WORK TO COMPLETE: Below are records; count the lines in them that hold "Omega" and give only the count.
----- PROVIDED RECORDS -----
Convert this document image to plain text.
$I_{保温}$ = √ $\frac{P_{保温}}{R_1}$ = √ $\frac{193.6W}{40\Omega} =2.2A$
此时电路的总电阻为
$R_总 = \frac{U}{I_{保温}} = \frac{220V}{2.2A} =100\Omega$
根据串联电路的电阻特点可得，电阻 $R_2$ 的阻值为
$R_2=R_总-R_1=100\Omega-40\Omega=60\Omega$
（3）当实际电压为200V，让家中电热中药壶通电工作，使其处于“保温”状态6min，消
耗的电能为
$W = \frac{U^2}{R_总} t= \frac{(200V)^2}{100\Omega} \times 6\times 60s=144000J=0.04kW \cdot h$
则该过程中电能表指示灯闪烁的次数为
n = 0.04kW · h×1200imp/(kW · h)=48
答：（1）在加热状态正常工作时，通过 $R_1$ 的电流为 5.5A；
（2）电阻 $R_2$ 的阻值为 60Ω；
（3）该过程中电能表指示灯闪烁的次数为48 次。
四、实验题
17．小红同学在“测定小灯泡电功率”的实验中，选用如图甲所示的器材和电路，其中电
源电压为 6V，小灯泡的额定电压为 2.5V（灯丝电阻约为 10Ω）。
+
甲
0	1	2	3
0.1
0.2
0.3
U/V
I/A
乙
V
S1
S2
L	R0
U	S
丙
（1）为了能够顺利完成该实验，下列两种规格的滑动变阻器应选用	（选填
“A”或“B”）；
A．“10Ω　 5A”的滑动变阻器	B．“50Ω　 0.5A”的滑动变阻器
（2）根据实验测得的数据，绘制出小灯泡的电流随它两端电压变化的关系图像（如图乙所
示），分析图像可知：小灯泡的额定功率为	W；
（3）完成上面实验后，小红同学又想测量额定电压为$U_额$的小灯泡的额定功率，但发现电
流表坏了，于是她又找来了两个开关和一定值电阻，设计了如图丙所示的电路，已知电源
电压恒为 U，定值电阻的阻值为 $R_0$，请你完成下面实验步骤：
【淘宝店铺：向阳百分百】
-----
WRITTEN ANSWER: 4